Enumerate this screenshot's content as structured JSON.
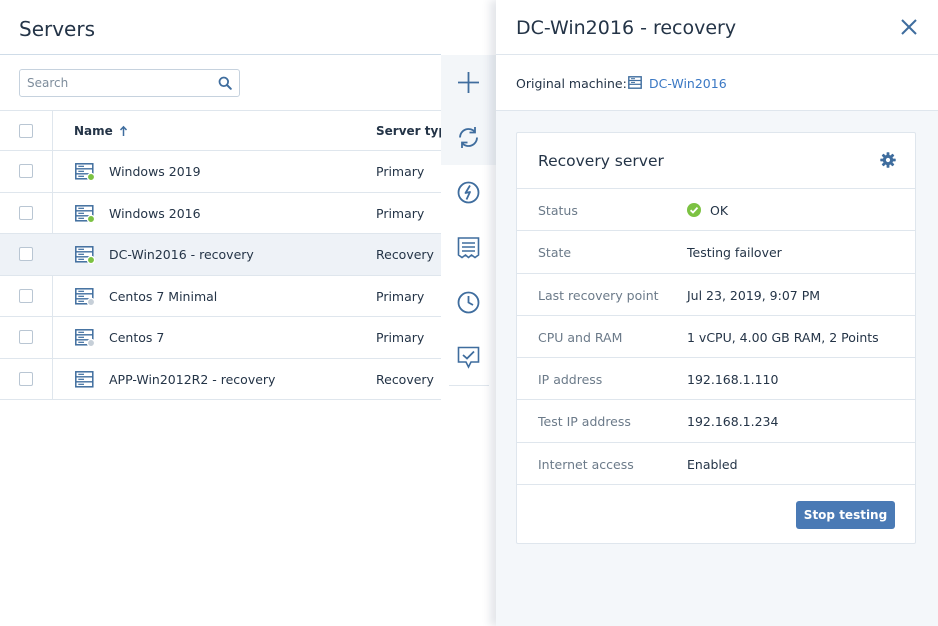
{
  "list": {
    "title": "Servers",
    "search_placeholder": "Search",
    "columns": {
      "name": "Name",
      "type": "Server type"
    },
    "rows": [
      {
        "name": "Windows 2019",
        "type": "Primary",
        "status": "online"
      },
      {
        "name": "Windows 2016",
        "type": "Primary",
        "status": "online"
      },
      {
        "name": "DC-Win2016 - recovery",
        "type": "Recovery",
        "status": "online",
        "selected": true
      },
      {
        "name": "Centos 7 Minimal",
        "type": "Primary",
        "status": "offline"
      },
      {
        "name": "Centos 7",
        "type": "Primary",
        "status": "offline"
      },
      {
        "name": "APP-Win2012R2 - recovery",
        "type": "Recovery",
        "status": "none"
      }
    ]
  },
  "actions": [
    "add-icon",
    "refresh-icon",
    "power-icon",
    "log-icon",
    "history-icon",
    "test-icon"
  ],
  "panel": {
    "title": "DC-Win2016 - recovery",
    "original_label": "Original machine:",
    "original_link": "DC-Win2016",
    "card_title": "Recovery server",
    "props": [
      {
        "label": "Status",
        "value": "OK"
      },
      {
        "label": "State",
        "value": "Testing failover"
      },
      {
        "label": "Last recovery point",
        "value": "Jul 23, 2019, 9:07 PM"
      },
      {
        "label": "CPU and RAM",
        "value": "1 vCPU, 4.00 GB RAM, 2 Points"
      },
      {
        "label": "IP address",
        "value": "192.168.1.110"
      },
      {
        "label": "Test IP address",
        "value": "192.168.1.234"
      },
      {
        "label": "Internet access",
        "value": "Enabled"
      }
    ],
    "stop_button": "Stop testing"
  },
  "colors": {
    "accent": "#4a7ab5",
    "link": "#3a78c4",
    "status_online": "#7cc242",
    "status_offline": "#c6cfd8",
    "ok_green": "#7cc242"
  }
}
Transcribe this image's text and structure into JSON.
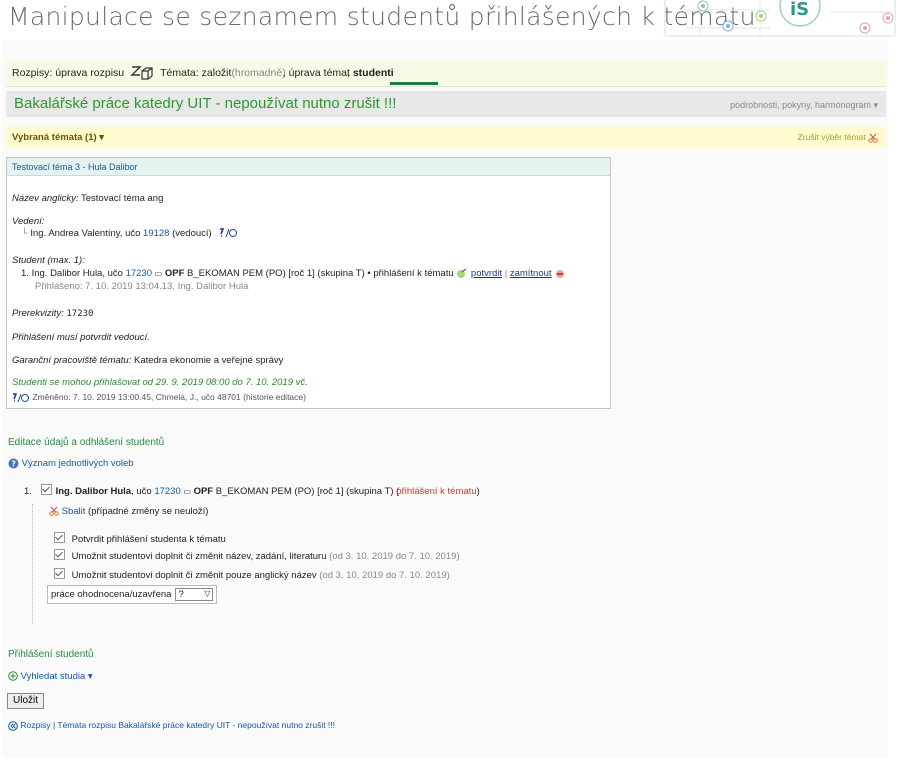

:: Exercise objective ::
Leave out all pictures, then copy the remaining material exactly.

:: Written answer ::
Enumerate this screenshot's content as structured JSON.
{
  "list": {
    "title": "Servers",
    "search_placeholder": "Search",
    "columns": {
      "name": "Name",
      "type": "Server type"
    },
    "rows": [
      {
        "name": "Windows 2019",
        "type": "Primary",
        "status": "online"
      },
      {
        "name": "Windows 2016",
        "type": "Primary",
        "status": "online"
      },
      {
        "name": "DC-Win2016 - recovery",
        "type": "Recovery",
        "status": "online",
        "selected": true
      },
      {
        "name": "Centos 7 Minimal",
        "type": "Primary",
        "status": "offline"
      },
      {
        "name": "Centos 7",
        "type": "Primary",
        "status": "offline"
      },
      {
        "name": "APP-Win2012R2 - recovery",
        "type": "Recovery",
        "status": "none"
      }
    ]
  },
  "actions": [
    "add-icon",
    "refresh-icon",
    "power-icon",
    "log-icon",
    "history-icon",
    "test-icon"
  ],
  "panel": {
    "title": "DC-Win2016 - recovery",
    "original_label": "Original machine:",
    "original_link": "DC-Win2016",
    "card_title": "Recovery server",
    "props": [
      {
        "label": "Status",
        "value": "OK"
      },
      {
        "label": "State",
        "value": "Testing failover"
      },
      {
        "label": "Last recovery point",
        "value": "Jul 23, 2019, 9:07 PM"
      },
      {
        "label": "CPU and RAM",
        "value": "1 vCPU, 4.00 GB RAM, 2 Points"
      },
      {
        "label": "IP address",
        "value": "192.168.1.110"
      },
      {
        "label": "Test IP address",
        "value": "192.168.1.234"
      },
      {
        "label": "Internet access",
        "value": "Enabled"
      }
    ],
    "stop_button": "Stop testing"
  },
  "colors": {
    "accent": "#4a7ab5",
    "link": "#3a78c4",
    "status_online": "#7cc242",
    "status_offline": "#c6cfd8",
    "ok_green": "#7cc242"
  }
}
Transcribe this image's text and structure into JSON.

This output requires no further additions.